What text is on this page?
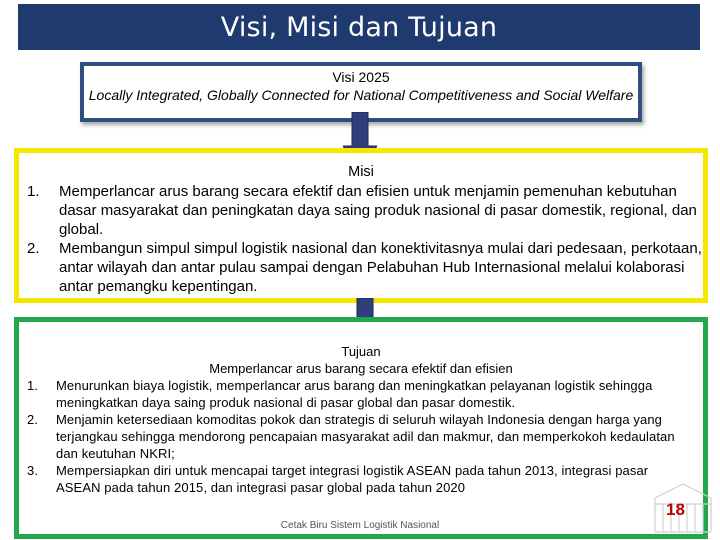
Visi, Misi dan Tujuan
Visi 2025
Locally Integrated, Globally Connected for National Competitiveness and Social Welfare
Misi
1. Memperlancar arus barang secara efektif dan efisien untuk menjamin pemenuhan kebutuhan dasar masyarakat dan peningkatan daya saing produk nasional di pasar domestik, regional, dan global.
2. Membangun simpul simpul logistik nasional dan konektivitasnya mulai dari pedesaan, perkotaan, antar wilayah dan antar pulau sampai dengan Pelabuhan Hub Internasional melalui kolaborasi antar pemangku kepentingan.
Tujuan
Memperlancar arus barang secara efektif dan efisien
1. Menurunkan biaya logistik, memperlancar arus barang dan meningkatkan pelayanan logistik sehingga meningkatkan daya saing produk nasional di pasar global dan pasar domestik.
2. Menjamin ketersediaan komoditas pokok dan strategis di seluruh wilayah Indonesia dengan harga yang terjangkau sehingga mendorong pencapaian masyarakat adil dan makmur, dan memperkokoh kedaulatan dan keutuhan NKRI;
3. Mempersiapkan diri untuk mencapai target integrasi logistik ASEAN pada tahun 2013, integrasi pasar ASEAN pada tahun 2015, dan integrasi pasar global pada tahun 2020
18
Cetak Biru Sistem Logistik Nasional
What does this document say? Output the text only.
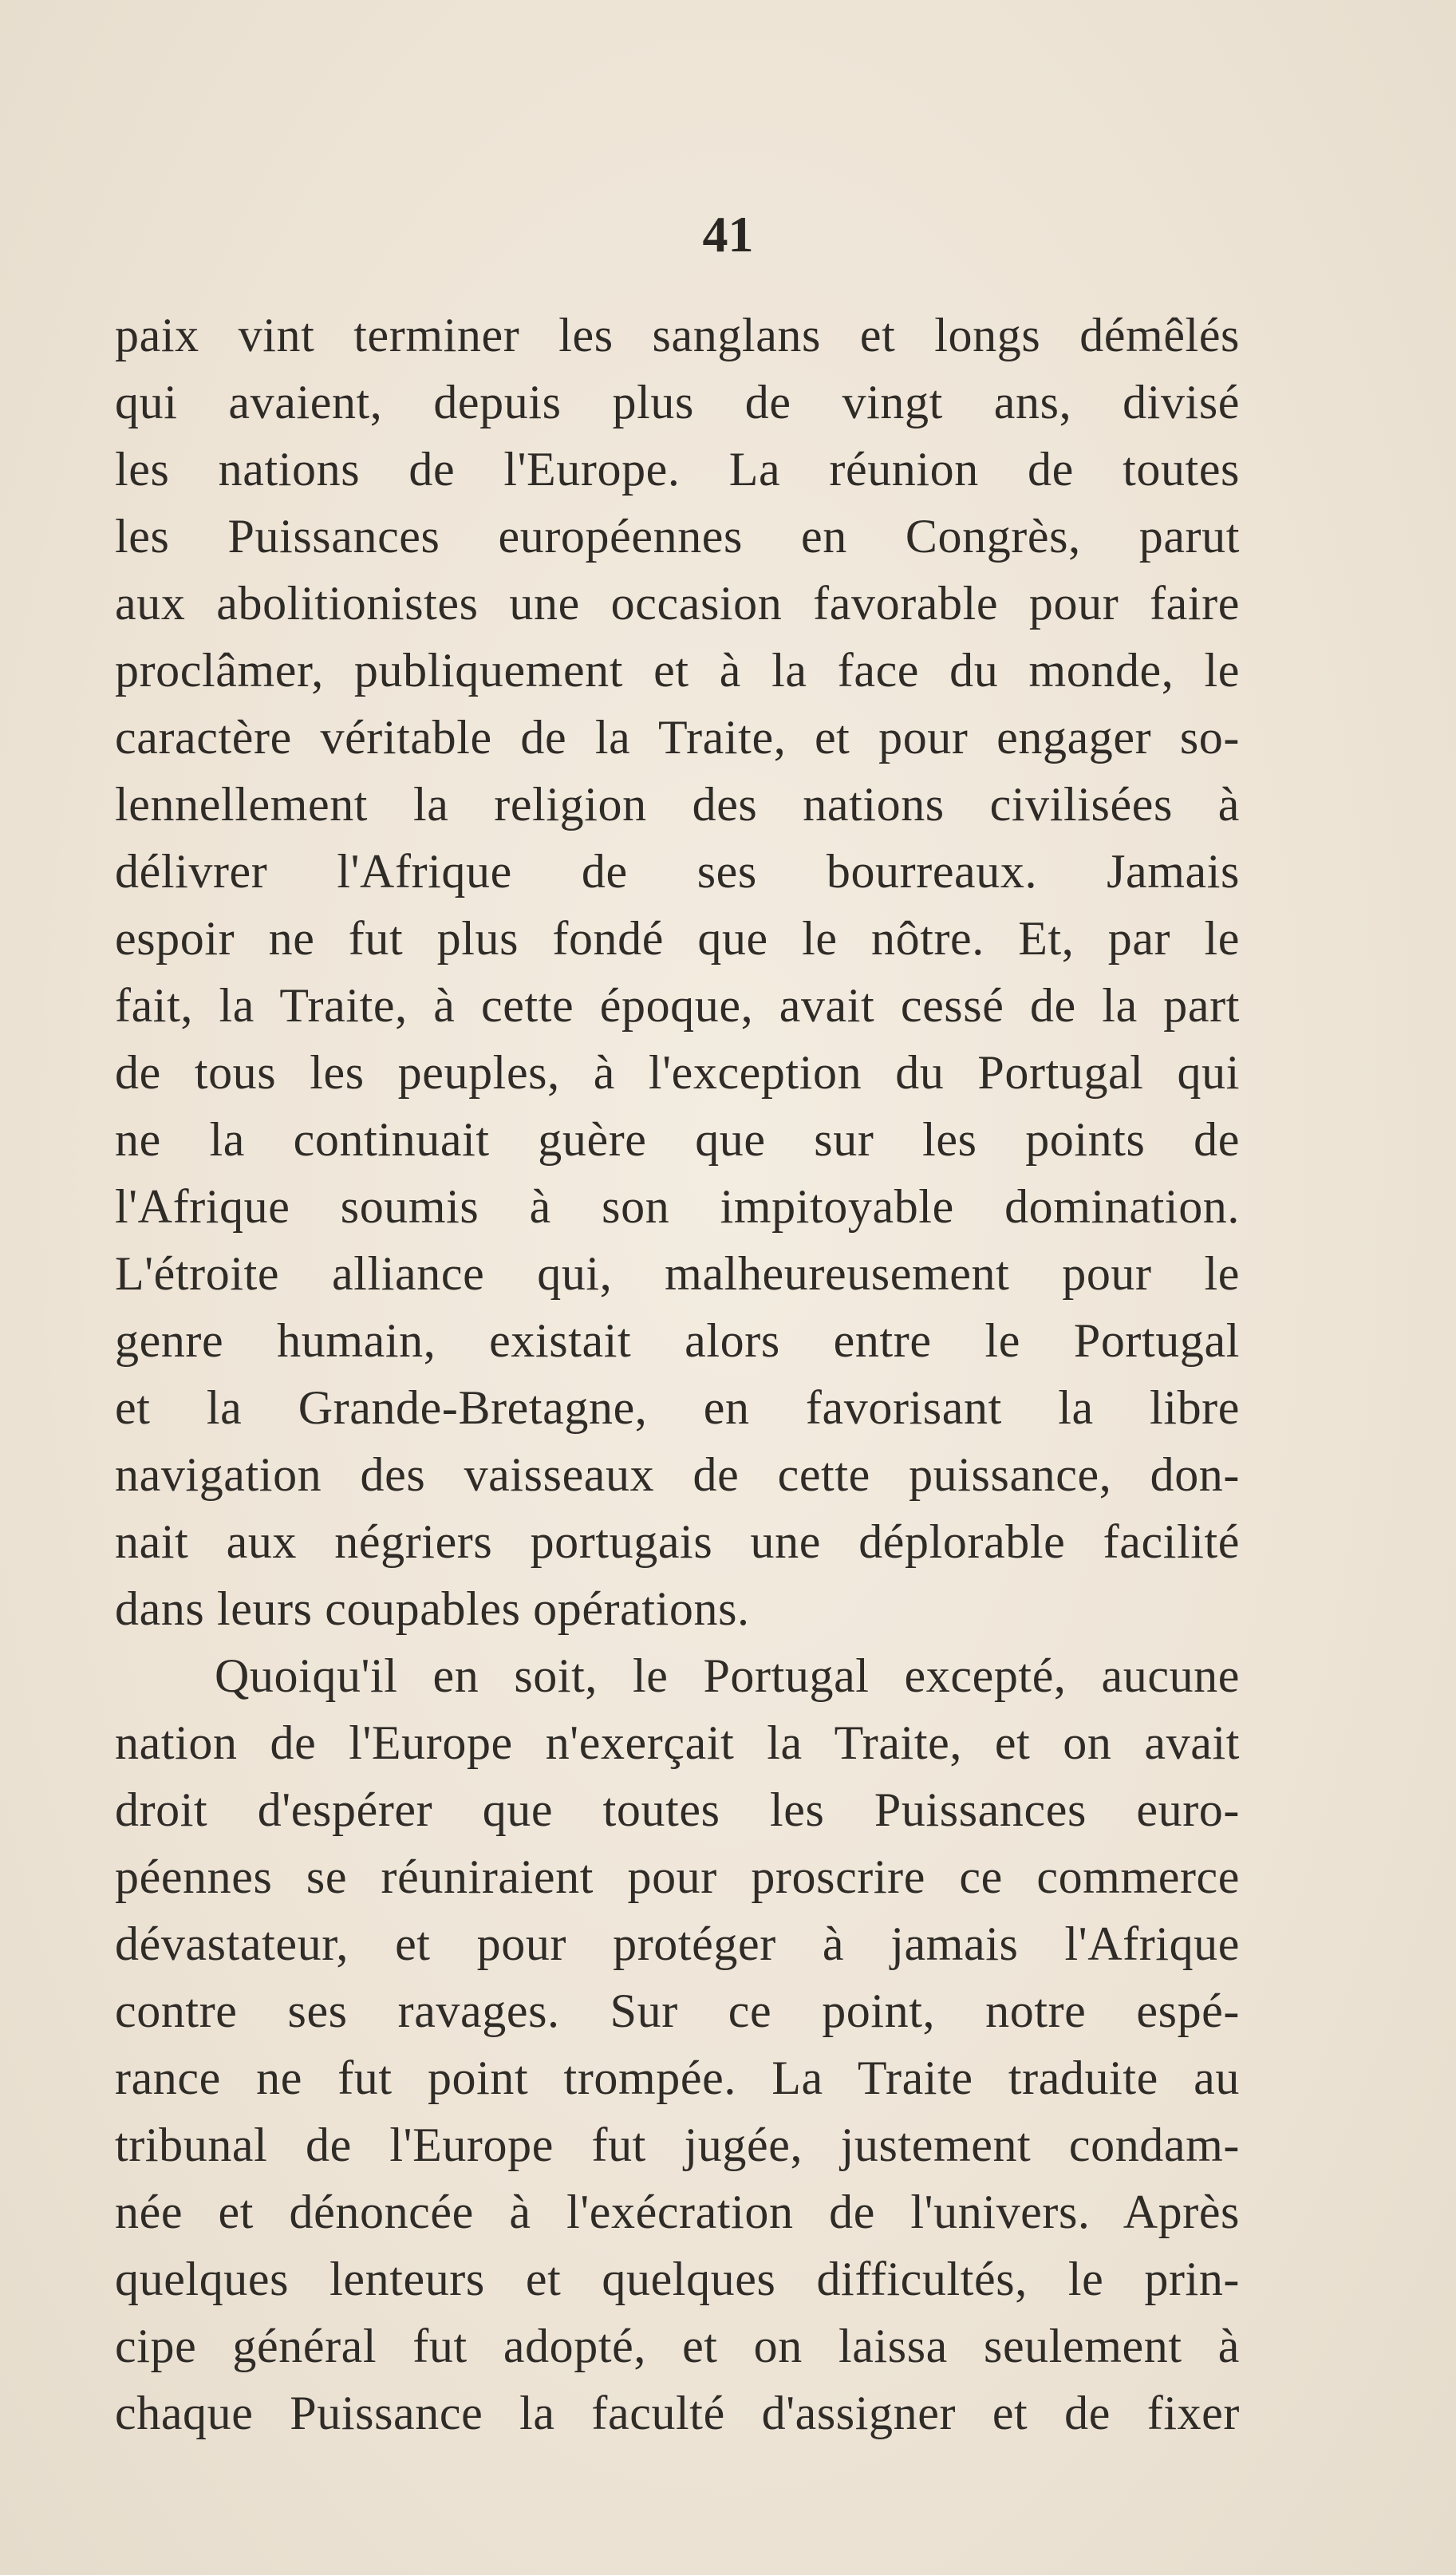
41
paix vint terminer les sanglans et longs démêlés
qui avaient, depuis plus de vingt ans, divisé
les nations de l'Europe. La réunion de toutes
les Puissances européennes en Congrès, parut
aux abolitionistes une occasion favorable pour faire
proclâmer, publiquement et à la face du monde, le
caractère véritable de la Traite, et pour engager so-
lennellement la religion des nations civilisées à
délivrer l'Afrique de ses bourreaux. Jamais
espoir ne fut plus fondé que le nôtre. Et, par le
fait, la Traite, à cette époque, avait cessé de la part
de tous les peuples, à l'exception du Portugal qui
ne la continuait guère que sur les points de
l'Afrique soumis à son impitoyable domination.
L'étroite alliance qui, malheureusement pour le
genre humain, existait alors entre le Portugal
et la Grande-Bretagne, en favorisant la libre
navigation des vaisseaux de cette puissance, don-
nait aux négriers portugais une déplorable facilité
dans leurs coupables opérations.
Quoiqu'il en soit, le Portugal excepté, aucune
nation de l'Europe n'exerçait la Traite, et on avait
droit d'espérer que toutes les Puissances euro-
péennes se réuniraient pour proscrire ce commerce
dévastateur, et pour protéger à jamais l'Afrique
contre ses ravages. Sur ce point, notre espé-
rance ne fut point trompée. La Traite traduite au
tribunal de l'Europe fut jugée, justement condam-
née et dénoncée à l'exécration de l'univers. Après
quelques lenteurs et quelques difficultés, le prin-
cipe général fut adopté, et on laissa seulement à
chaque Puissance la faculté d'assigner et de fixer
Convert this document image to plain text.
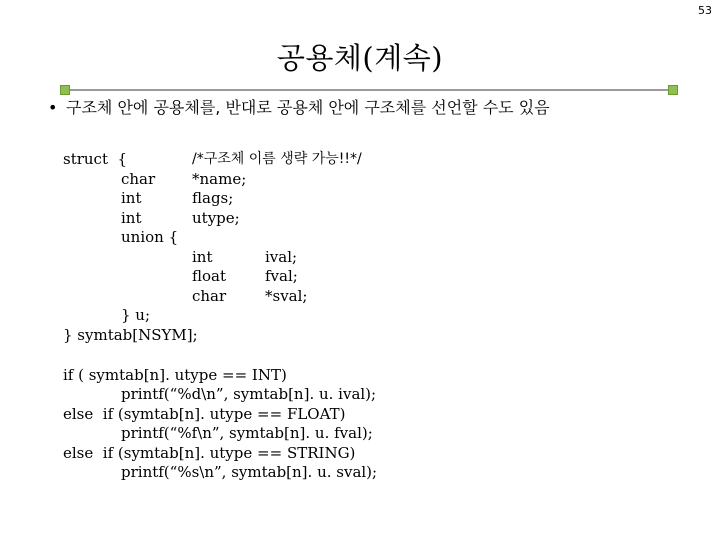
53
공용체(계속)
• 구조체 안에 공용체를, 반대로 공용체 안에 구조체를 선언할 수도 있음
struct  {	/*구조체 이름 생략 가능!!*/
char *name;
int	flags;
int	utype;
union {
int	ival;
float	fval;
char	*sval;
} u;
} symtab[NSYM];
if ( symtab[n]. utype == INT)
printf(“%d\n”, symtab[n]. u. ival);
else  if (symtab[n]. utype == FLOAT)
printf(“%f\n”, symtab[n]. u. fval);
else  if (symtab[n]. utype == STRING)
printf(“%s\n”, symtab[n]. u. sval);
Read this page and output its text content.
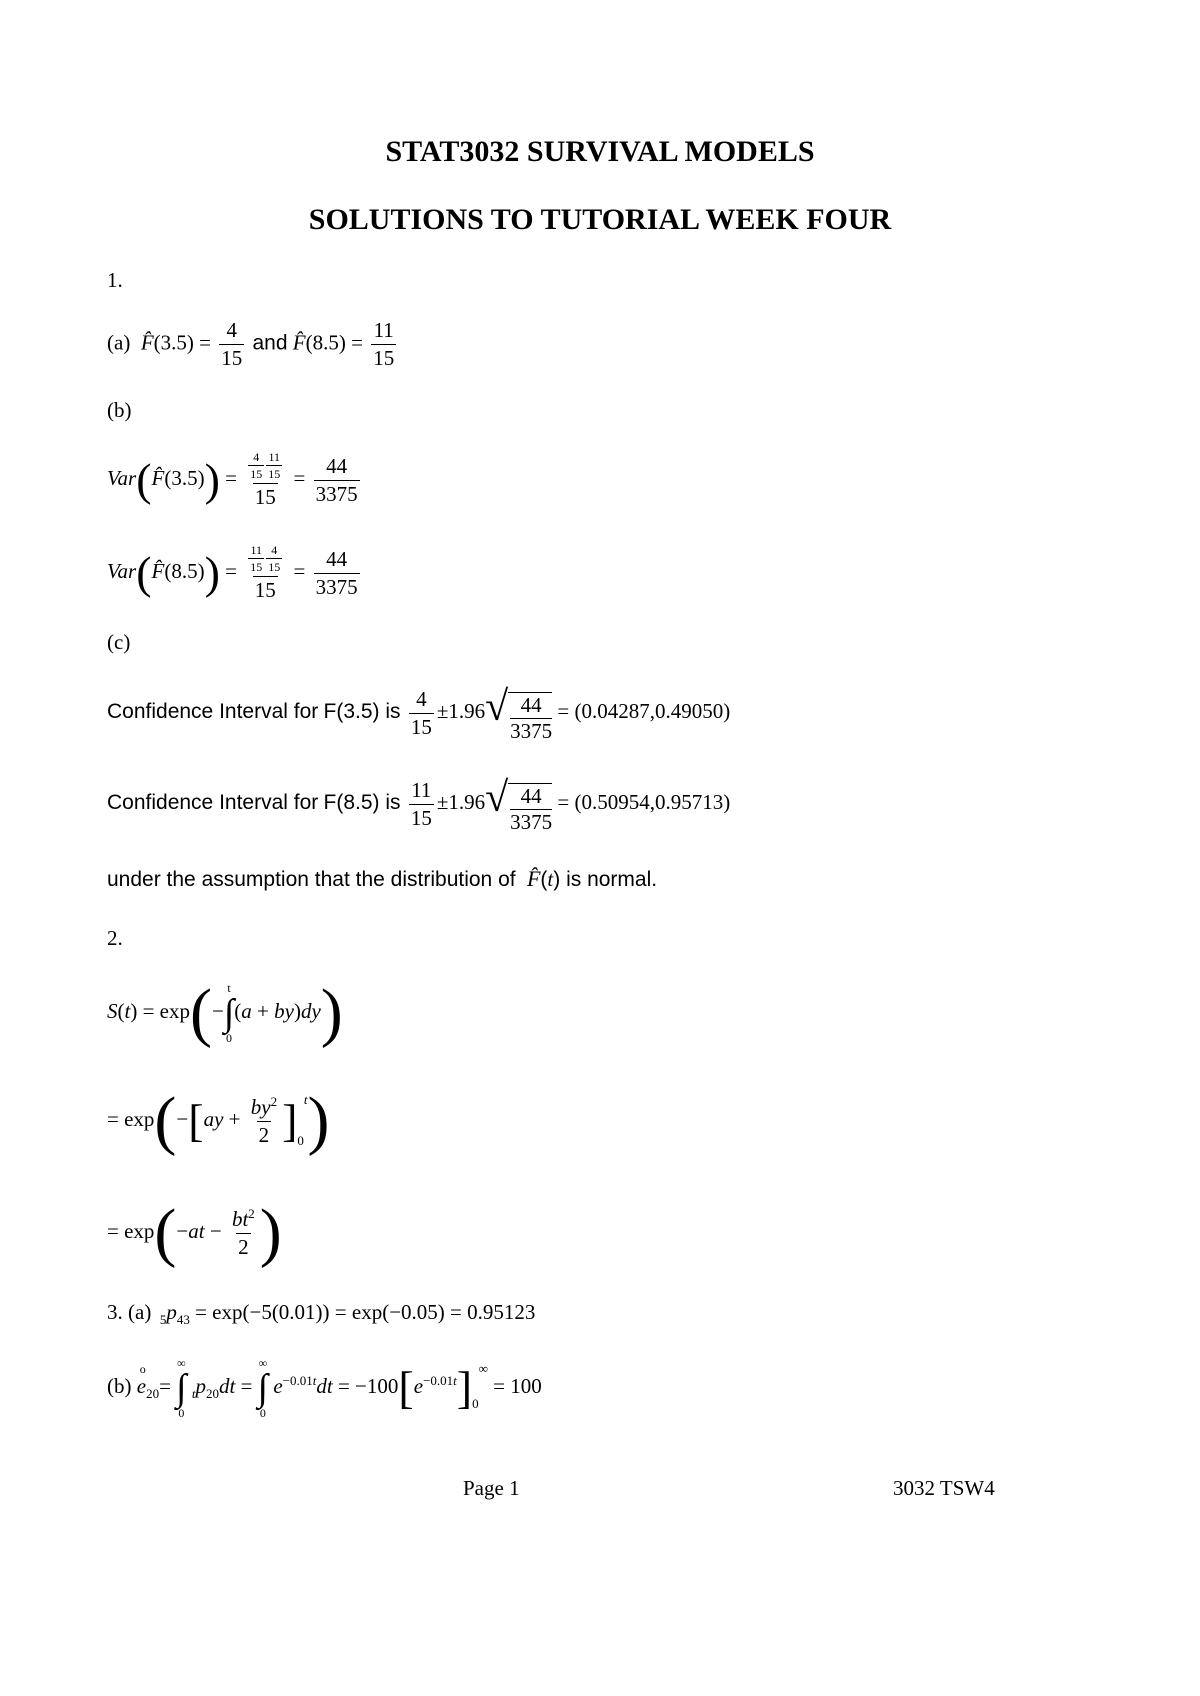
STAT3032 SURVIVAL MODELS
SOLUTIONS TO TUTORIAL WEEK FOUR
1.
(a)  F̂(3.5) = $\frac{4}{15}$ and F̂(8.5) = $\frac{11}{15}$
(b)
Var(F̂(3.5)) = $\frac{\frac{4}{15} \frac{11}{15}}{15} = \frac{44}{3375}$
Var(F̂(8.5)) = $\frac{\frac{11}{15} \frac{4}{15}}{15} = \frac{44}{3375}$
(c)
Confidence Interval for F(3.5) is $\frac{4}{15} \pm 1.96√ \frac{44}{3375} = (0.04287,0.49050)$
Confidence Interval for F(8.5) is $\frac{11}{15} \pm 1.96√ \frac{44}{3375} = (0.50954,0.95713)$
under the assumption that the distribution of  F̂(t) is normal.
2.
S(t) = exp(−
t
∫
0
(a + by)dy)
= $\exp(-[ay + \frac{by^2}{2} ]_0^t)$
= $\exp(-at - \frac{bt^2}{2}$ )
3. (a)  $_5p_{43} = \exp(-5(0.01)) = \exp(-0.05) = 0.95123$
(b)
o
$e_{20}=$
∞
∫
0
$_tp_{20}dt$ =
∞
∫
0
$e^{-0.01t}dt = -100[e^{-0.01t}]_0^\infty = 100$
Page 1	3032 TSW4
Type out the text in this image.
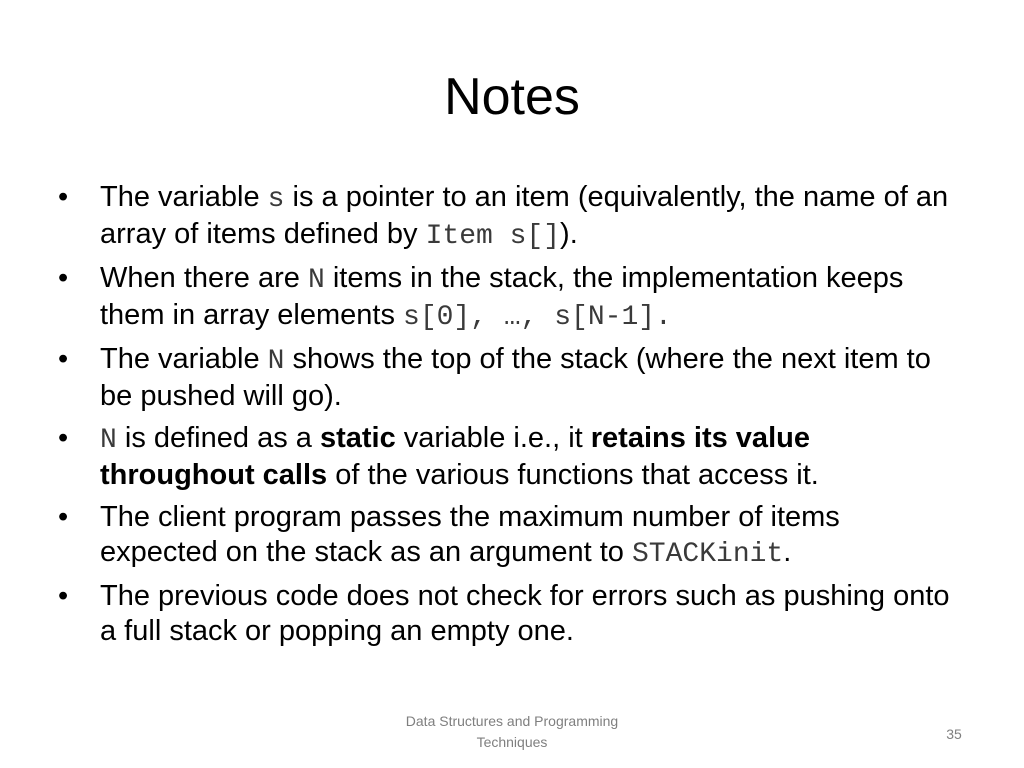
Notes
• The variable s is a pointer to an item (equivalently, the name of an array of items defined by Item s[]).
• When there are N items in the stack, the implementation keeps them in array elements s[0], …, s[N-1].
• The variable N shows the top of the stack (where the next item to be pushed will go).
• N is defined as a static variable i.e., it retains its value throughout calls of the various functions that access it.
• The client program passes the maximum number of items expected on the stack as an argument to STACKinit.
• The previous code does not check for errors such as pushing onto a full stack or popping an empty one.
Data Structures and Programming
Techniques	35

----

■ PROBLEM DESCRIPTION
Say how many lines in the records contain the string "symtab", and say nothing else.

■ TASK ANSWER
7